:: Exercise ::
Using the data below, gather each line that includes the word "cinq".
start Stored rows
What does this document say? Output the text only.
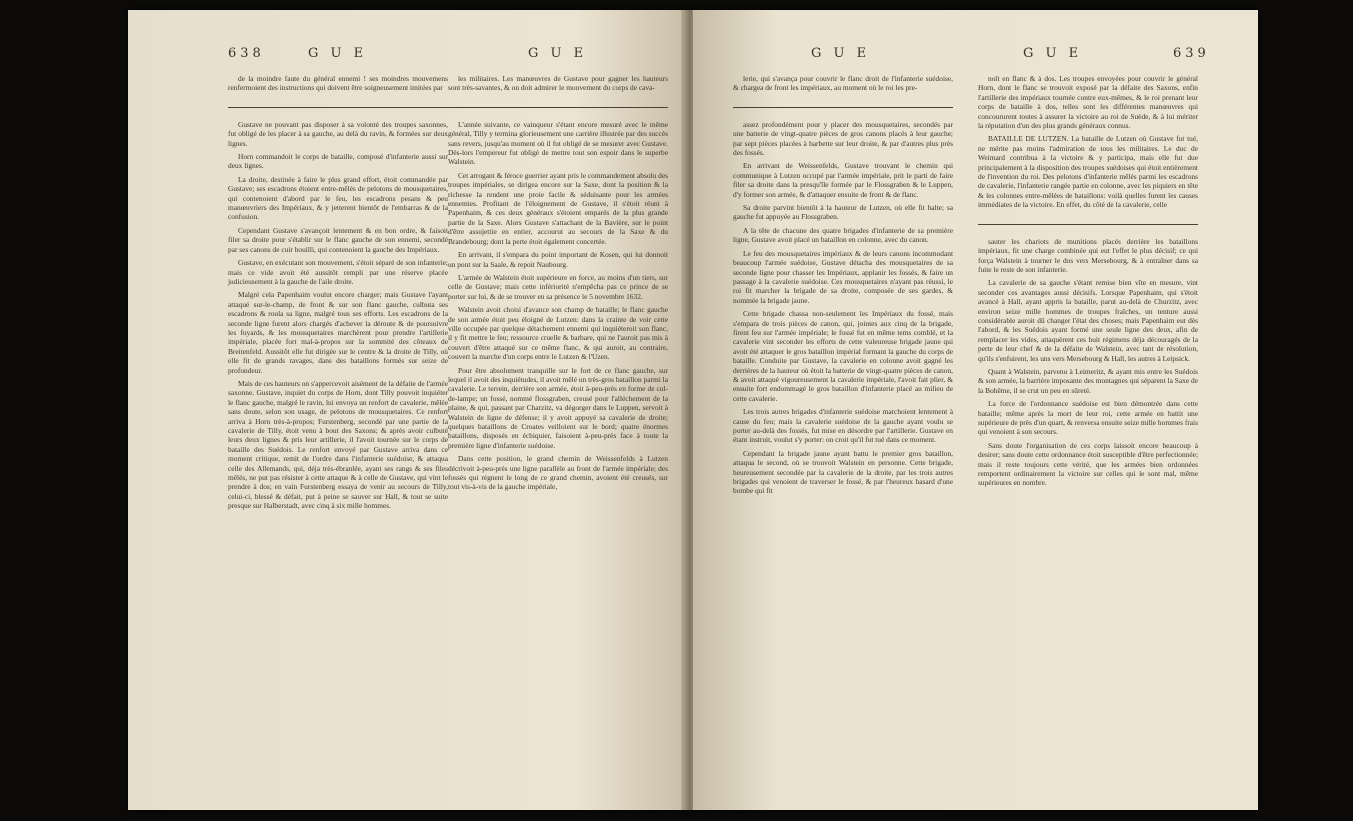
638	G U E	G U E

de la moindre faute du général ennemi ! ses moindres mouvemens renfermoient des instructions qui doivent être soigneusement imitées par

Gustave ne pouvant pas disposer à sa volonté des troupes saxonnes, fut obligé de les placer à sa gauche, au delà du ravin, & formées sur deux lignes.

Horn commandoit le corps de bataille, composé d'infanterie aussi sur deux lignes.

La droite, destinée à faire le plus grand effort, étoit commandée par Gustave; ses escadrons étoient entre-mêlés de pelotons de mousquetaires, qui contenoient d'abord par le feu, les escadrons pesans & peu manœuvriers des Impériaux, & y jetterent bientôt de l'embarras & de la confusion.

Cependant Gustave s'avançoit lentement & en bon ordre, & faisoit filer sa droite pour s'établir sur le flanc gauche de son ennemi, secondé par ses canons de cuir bouilli, qui contenoient la gauche des Impériaux.

Gustave, en exécutant son mouvement, s'étoit séparé de son infanterie; mais ce vide avoit été aussitôt rempli par une réserve placée judicieusement à la gauche de l'aile droite.

Malgré cela Papenhaim voulut encore charger; mais Gustave l'ayant attaqué sur-le-champ, de front & sur son flanc gauche, culbuta ses escadrons & roula sa ligne, malgré tous ses efforts. Les escadrons de la seconde ligne furent alors chargés d'achever la déroute & de poursuivre les fuyards, & les mousquetaires marchèrent pour prendre l'artillerie impériale, placée fort mal-à-propos sur la sommité des côteaux de Breitenfeld. Aussitôt elle fut dirigée sur le centre & la droite de Tilly, où elle fit de grands ravages, dans des bataillons formés sur seize de profondeur.

Mais de ces hauteurs on s'appercevoit aisément de la défaite de l'armée saxonne. Gustave, inquiet du corps de Horn, dont Tilly pouvoit inquiéter le flanc gauche, malgré le ravin, lui envoya un renfort de cavalerie, mêlée sans doute, selon son usage, de pelotons de mousquetaires. Ce renfort arriva à Horn très-à-propos; Furstenberg, secondé par une partie de la cavalerie de Tilly, étoit venu à bout des Saxons; & après avoir culbuté leurs deux lignes & pris leur artillerie, il l'avoit tournée sur le corps de bataille des Suédois. Le renfort envoyé par Gustave arriva dans ce moment critique, remit de l'ordre dans l'infanterie suédoise, & attaqua celle des Allemands, qui, déja très-ébranlée, ayant ses rangs & ses files mêlés, ne put pas résister à cette attaque & à celle de Gustave, qui vint le prendre à dos; en vain Furstenberg essaya de venir au secours de Tilly, celui-ci, blessé & défait, put à peine se sauver sur Hall, & tout se suite presque sur Halberstadt, avec cinq à six mille hommes.

les militaires. Les manœuvres de Gustave pour gagner les hauteurs sont très-savantes, & on doit admirer le mouvement du corps de cava-

L'année suivante, ce vainqueur s'étant encore mesuré avec le même général, Tilly y termina glorieusement une carrière illustrée par des succès sans revers, jusqu'au moment où il fut obligé de se mesurer avec Gustave. Dès-lors l'empereur fut obligé de mettre tout son espoir dans le superbe Walstein.

Cet arrogant & féroce guerrier ayant pris le commandement absolu des troupes impériales, se dirigea encore sur la Saxe, dont la position & la richesse la rendent une proie facile & séduisante pour les armées ennemies. Profitant de l'éloignement de Gustave, il s'étoit réuni à Papenhaim, & ces deux généraux s'étoient emparés de la plus grande partie de la Saxe. Alors Gustave s'attachant de la Bavière, sur le point d'être assujettie en entier, accourut au secours de la Saxe & du Brandebourg; dont la perte étoit également concertée.

En arrivant, il s'empara du point important de Kosen, qui lui donnoit un pont sur la Saale, & repoit Naubourg.

L'armée de Walstein étoit supérieure en force, au moins d'un tiers, sur celle de Gustave; mais cette infériorité n'empêcha pas ce prince de se porter sur lui, & de se trouver en sa présence le 5 novembre 1632.

Walstein avoit choisi d'avance son champ de bataille; le flanc gauche de son armée étoit peu éloigné de Lutzen: dans la crainte de voir cette ville occupée par quelque détachement ennemi qui inquiéteroit son flanc, il y fit mettre le feu; ressource cruelle & barbare, qui ne l'auroit pas mis à couvert d'être attaqué sur ce même flanc, & qui auroit, au contraire, couvert la marche d'un corps entre le Lutzen & l'Uzen.

Pour être absolument tranquille sur le fort de ce flanc gauche, sur lequel il avoit des inquiétudes, il avoit mêlé un très-gros bataillon parmi la cavalerie. Le terrein, derrière son armée, étoit à-peu-près en forme de cul-de-lampe; un fossé, nommé flossgraben, creusé pour l'alléchement de la plaine, & qui, passant par Charzitz, va dégorger dans le Luppen, servoit à Walstein de ligne de défense; il y avoit appuyé sa cavalerie de droite; quelques bataillons de Croates veilloient sur le bord; quatre énormes bataillons, disposés en échiquier, faisoient à-peu-près face à toute la première ligne d'infanterie suédoise.

Dans cette position, le grand chemin de Weissenfelds à Lutzen décrivoit à-peu-près une ligne parallèle au front de l'armée impériale; des fossés qui régnent le long de ce grand chemin, avoient été creusés, sur tout vis-à-vis de la gauche impériale,

G U E	G U E	639

lerie, qui s'avança pour couvrir le flanc droit de l'infanterie suédoise, & chargea de front les impériaux, au moment où le roi les pre-

assez profondément pour y placer des mousquetaires, secondés par une batterie de vingt-quatre pièces de gros canons placés à leur gauche; par sept pièces placées à barbette sur leur droite, & par d'autres plus près des fossés.

En arrivant de Weissenfelds, Gustave trouvant le chemin qui communique à Lutzen occupé par l'armée impériale, prit le parti de faire filer sa droite dans la presqu'île formée par le Flossgraben & le Luppen, d'y former son armée, & d'attaquer ensuite de front & de flanc.

Sa droite parvint bientôt à la hauteur de Lutzen, où elle fit halte; sa gauche fut appuyée au Flossgraben.

A la tête de chacune des quatre brigades d'infanterie de sa première ligne, Gustave avoit placé un bataillon en colonne, avec du canon.

Le feu des mousquetaires impériaux & de leurs canons incommodant beaucoup l'armée suédoise, Gustave détacha des mousquetaires de sa seconde ligne pour chasser les Impériaux, applanir les fossés, & faire un passage à la cavalerie suédoise. Ces mousquetaires n'ayant pas réussi, le roi fit marcher la brigade de sa droite, composée de ses gardes, & nommée la brigade jaune.

Cette brigade chassa non-seulement les Impériaux du fossé, mais s'empara de trois pièces de canon, qui, jointes aux cinq de la brigade, firent feu sur l'armée impériale; le fossé fut en même tems comblé, et la cavalerie vint seconder les efforts de cette valeureuse brigade jaune qui avoit été attaquer le gros bataillon impérial formant la gauche du corps de bataille. Conduite par Gustave, la cavalerie en colonne avoit gagné les derrières de la hauteur où étoit la batterie de vingt-quatre pièces de canon, & avoit attaqué vigoureusement la cavalerie impériale, l'avoit fait plier, & ensuite fort endommagé le gros bataillon d'infanterie placé au milieu de cette cavalerie.

Les trois autres brigades d'infanterie suédoise marchoient lentement à cause du feu; mais la cavalerie suédoise de la gauche ayant voulu se porter au-delà des fossés, fut mise en désordre par l'artillerie. Gustave en étant instruit, voulut s'y porter: on croit qu'il fut tué dans ce moment.

Cependant la brigade jaune ayant battu le premier gros bataillon, attaqua le second, où se trouvoit Walstein en personne. Cette brigade, heureusement secondée par la cavalerie de la droite, par les trois autres brigades qui venoient de traverser le fossé, & par l'heureux hasard d'une bombe qui fit

noît en flanc & à dos. Les troupes envoyées pour couvrir le général Horn, dont le flanc se trouvoit exposé par la défaite des Saxons, enfin l'artillerie des impériaux tournée contre eux-mêmes, & le roi prenant leur corps de bataille à dos, telles sont les différentes manœuvres qui concoururent toutes à assurer la victoire au roi de Suède, & à lui mériter la réputation d'un des plus grands généraux connus.

BATAILLE DE LUTZEN. La bataille de Lutzen où Gustave fut tué, ne mérite pas moins l'admiration de tous les militaires. Le duc de Weimard contribua à la victoire & y participa, mais elle fut due principalement à la disposition des troupes suédoises qui étoit entièrement de l'invention du roi. Des pelotons d'infanterie mêlés parmi les escadrons de cavalerie, l'infanterie rangée partie en colonne, avec les piquiers en tête & les colonnes entre-mêlées de bataillons: voilà quelles furent les causes immédiates de la victoire. En effet, du côté de la cavalerie, celle

sauter les chariots de munitions placés derrière les bataillons impériaux, fit une charge combinée qui eut l'effet le plus décisif; ce qui força Walstein à tourner le dos vers Mersebourg, & à entraîner dans sa fuite le reste de son infanterie.

La cavalerie de sa gauche s'étant remise bien vîte en mesure, vint seconder ces avantages aussi décisifs. Lorsque Papenhaim, qui s'étoit avancé à Hall, ayant appris la bataille, parut au-delà de Churzitz, avec environ seize mille hommes de troupes fraîches, un tenture aussi considérable auroit dû changer l'état des choses; mais Papenhaim eut dès l'abord, & les Suédois ayant formé une seule ligne des deux, afin de remplacer les vides, attaquèrent ces huit régimens déja découragés de la perte de leur chef & de la défaite de Walstein, avec tant de résolution, qu'ils s'enfuirent, les uns vers Mersebourg & Hall, les autres à Leipsick.

Quant à Walstein, parvenu à Leimeritz, & ayant mis entre les Suédois & son armée, la barrière imposante des montagnes qui séparent la Saxe de la Bohême, il se crut un peu en sûreté.

La force de l'ordonnance suédoise est bien démontrée dans cette bataille; même après la mort de leur roi, cette armée en battit une supérieure de près d'un quart, & renversa ensuite seize mille hommes frais qui venoient à son secours.

Sans doute l'organisation de ces corps laissoit encore beaucoup à desirer; sans doute cette ordonnance étoit susceptible d'être perfectionnée; mais il reste toujours cette vérité, que les armées bien ordonnées remportent ordinairement la victoire sur celles qui le sont mal, même supérieures en nombre.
end Stored rows
:: The completed task ::
Mais de ces hauteurs on s'appercevoit aisément de la défaite de l'armée saxonne. Gustave, inquiet du corps de Horn, dont Tilly pouvoit inquiéter le flanc gauche, malgré le ravin, lui envoya un renfort de cavalerie, mêlée sans doute, selon son usage, de pelotons de mousquetaires. Ce renfort arriva à Horn très-à-propos; Furstenberg, secondé par une partie de la cavalerie de Tilly, étoit venu à bout des Saxons; & après avoir culbuté leurs deux lignes & pris leur artillerie, il l'avoit tournée sur le corps de bataille des Suédois. Le renfort envoyé par Gustave arriva dans ce moment critique, remit de l'ordre dans l'infanterie suédoise, & attaqua celle des Allemands, qui, déja très-ébranlée, ayant ses rangs & ses files mêlés, ne put pas résister à cette attaque & à celle de Gustave, qui vint le prendre à dos; en vain Furstenberg essaya de venir au secours de Tilly, celui-ci, blessé & défait, put à peine se sauver sur Hall, & tout se suite presque sur Halberstadt, avec cinq à six mille hommes.
Cette brigade chassa non-seulement les Impériaux du fossé, mais s'empara de trois pièces de canon, qui, jointes aux cinq de la brigade, firent feu sur l'armée impériale; le fossé fut en même tems comblé, et la cavalerie vint seconder les efforts de cette valeureuse brigade jaune qui avoit été attaquer le gros bataillon impérial formant la gauche du corps de bataille. Conduite par Gustave, la cavalerie en colonne avoit gagné les derrières de la hauteur où étoit la batterie de vingt-quatre pièces de canon, & avoit attaqué vigoureusement la cavalerie impériale, l'avoit fait plier, & ensuite fort endommagé le gros bataillon d'infanterie placé au milieu de cette cavalerie.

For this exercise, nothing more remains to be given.